Exercise task: Where the word "JSON" occurs in a line, return that line.

::: Supplied information :::

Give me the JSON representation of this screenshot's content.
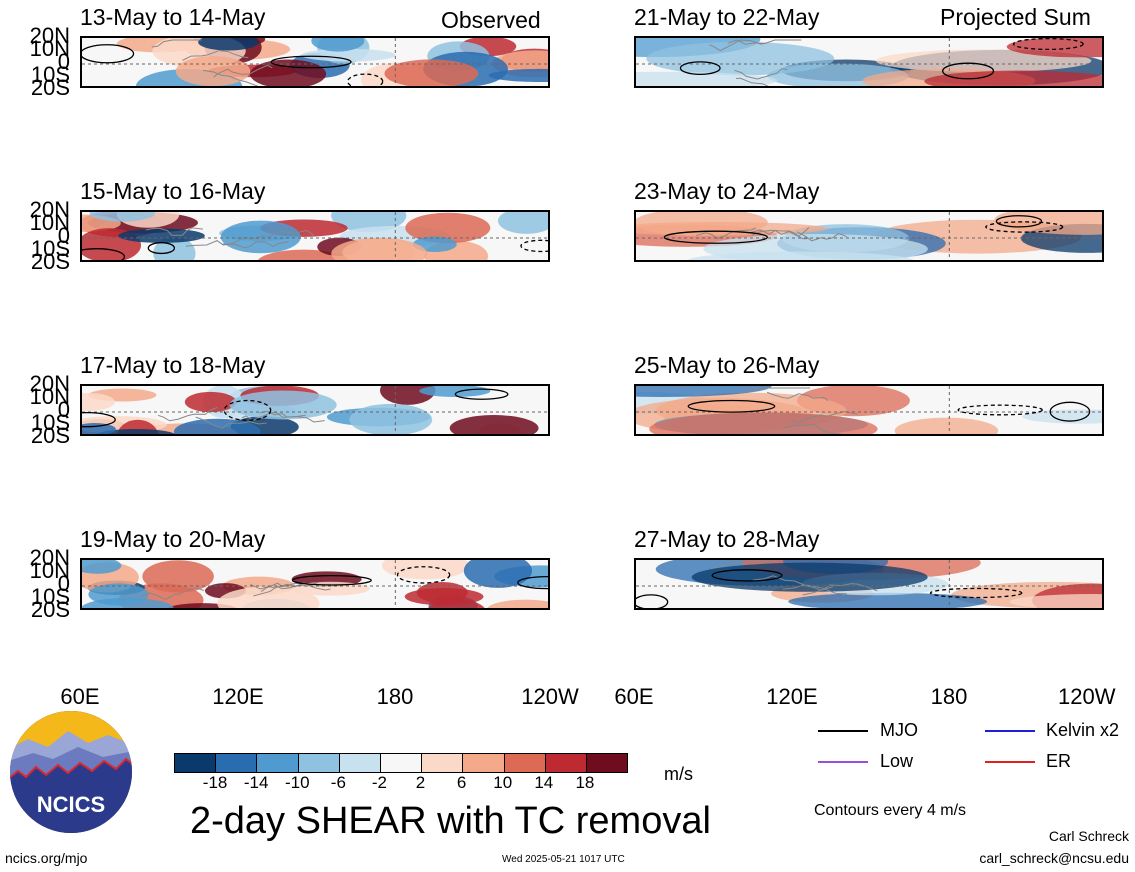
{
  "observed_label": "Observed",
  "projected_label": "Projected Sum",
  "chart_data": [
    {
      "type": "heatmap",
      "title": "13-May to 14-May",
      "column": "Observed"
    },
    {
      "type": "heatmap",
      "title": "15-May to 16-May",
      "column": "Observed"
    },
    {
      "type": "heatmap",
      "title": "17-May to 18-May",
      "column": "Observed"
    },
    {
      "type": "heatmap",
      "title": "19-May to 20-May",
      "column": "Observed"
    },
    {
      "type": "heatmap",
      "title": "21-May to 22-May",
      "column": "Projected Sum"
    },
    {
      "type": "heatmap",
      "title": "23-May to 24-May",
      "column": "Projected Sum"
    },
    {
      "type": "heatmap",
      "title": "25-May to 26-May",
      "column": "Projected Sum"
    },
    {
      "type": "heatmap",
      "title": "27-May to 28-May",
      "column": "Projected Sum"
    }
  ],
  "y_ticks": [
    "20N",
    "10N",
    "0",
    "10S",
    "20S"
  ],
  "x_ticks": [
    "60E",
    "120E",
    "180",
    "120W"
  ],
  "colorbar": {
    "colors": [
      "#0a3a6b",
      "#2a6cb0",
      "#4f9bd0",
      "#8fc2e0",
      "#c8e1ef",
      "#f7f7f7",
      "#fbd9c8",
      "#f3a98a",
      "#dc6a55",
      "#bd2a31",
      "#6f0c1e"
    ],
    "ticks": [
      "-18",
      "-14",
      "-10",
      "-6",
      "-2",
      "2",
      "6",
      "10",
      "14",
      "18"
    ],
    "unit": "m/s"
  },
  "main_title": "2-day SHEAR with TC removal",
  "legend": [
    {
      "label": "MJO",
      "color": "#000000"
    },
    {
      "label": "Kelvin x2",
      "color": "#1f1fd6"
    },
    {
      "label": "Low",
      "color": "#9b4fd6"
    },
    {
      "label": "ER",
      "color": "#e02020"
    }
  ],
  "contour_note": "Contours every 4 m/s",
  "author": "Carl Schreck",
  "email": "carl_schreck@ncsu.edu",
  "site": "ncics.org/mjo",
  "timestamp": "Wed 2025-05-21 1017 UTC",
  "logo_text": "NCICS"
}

:::
::: Supplied information :::

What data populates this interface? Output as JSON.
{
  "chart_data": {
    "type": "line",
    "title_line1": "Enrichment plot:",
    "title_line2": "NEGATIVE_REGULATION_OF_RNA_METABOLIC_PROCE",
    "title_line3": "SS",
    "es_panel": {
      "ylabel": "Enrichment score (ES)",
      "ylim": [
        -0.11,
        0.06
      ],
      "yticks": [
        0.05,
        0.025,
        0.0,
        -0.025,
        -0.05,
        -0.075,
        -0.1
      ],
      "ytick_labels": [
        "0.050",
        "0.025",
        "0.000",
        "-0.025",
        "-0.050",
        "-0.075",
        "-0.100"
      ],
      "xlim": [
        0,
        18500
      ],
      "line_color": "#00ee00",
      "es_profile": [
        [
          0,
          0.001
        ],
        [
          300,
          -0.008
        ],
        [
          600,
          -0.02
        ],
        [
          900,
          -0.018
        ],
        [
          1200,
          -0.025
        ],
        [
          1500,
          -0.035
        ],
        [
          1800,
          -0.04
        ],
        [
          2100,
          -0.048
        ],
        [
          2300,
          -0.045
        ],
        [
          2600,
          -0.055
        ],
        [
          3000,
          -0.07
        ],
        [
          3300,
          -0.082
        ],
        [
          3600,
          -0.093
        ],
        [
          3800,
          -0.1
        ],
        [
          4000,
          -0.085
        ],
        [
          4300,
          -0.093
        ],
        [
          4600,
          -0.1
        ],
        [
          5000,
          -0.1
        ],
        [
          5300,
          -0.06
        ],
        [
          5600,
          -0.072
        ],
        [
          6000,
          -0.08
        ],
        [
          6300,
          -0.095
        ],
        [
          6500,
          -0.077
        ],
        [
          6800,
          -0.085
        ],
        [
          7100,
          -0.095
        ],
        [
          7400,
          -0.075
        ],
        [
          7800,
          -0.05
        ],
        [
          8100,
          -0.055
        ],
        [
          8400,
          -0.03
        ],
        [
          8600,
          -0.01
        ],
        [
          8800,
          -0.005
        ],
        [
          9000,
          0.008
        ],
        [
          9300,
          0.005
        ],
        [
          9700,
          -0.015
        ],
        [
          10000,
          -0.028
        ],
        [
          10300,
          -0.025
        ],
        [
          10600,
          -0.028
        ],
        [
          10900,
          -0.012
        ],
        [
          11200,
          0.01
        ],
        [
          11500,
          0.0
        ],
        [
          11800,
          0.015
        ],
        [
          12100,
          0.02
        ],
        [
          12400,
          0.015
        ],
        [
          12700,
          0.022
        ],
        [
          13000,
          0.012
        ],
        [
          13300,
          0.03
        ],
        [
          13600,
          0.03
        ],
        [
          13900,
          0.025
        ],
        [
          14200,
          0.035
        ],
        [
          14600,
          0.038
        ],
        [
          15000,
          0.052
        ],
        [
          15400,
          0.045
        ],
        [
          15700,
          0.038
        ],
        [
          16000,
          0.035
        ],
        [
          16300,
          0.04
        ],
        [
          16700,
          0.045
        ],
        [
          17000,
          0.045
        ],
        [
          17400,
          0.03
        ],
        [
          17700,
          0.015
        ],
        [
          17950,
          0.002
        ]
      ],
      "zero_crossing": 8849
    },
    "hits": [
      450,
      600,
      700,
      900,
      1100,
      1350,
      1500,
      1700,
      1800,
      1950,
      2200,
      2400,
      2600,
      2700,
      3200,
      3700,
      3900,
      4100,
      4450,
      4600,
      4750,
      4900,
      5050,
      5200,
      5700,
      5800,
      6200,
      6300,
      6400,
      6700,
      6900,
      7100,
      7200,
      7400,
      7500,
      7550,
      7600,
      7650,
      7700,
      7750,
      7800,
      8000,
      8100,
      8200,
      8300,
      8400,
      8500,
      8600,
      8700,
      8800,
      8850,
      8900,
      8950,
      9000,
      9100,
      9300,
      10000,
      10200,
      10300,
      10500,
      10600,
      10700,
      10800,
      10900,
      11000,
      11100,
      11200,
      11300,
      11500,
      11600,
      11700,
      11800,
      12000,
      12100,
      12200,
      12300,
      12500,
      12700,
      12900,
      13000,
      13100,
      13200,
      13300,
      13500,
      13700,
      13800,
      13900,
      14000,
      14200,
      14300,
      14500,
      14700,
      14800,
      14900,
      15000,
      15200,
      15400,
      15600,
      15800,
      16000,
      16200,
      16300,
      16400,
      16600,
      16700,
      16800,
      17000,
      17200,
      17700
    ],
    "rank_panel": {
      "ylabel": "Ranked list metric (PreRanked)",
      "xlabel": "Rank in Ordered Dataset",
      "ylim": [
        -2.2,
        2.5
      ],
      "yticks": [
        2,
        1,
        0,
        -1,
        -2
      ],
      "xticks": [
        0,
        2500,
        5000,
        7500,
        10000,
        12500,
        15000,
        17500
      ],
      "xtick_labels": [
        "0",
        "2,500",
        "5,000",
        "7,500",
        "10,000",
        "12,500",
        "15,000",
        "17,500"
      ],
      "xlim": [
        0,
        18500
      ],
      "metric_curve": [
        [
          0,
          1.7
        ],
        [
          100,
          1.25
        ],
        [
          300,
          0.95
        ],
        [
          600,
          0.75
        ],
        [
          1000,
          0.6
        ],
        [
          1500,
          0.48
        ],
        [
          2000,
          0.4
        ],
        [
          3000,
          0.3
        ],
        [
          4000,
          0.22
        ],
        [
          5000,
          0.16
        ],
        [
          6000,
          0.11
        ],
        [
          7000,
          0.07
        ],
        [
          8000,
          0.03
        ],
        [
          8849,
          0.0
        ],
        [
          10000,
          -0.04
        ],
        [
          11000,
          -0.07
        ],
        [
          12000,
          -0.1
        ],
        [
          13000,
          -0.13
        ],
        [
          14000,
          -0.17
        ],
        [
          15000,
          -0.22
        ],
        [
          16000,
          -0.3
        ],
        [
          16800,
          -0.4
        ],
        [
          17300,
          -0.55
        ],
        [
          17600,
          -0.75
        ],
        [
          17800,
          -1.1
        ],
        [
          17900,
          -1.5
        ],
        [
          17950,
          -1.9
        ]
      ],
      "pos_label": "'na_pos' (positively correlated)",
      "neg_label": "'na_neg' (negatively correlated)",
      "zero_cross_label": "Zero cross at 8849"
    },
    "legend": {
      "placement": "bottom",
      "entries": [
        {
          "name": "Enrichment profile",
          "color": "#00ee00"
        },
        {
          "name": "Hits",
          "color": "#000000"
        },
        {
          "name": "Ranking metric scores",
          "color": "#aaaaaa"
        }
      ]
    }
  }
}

:::

Result for this task:
Give me the JSON representation of this screenshot's content.
What data populates this interface? Output as JSON.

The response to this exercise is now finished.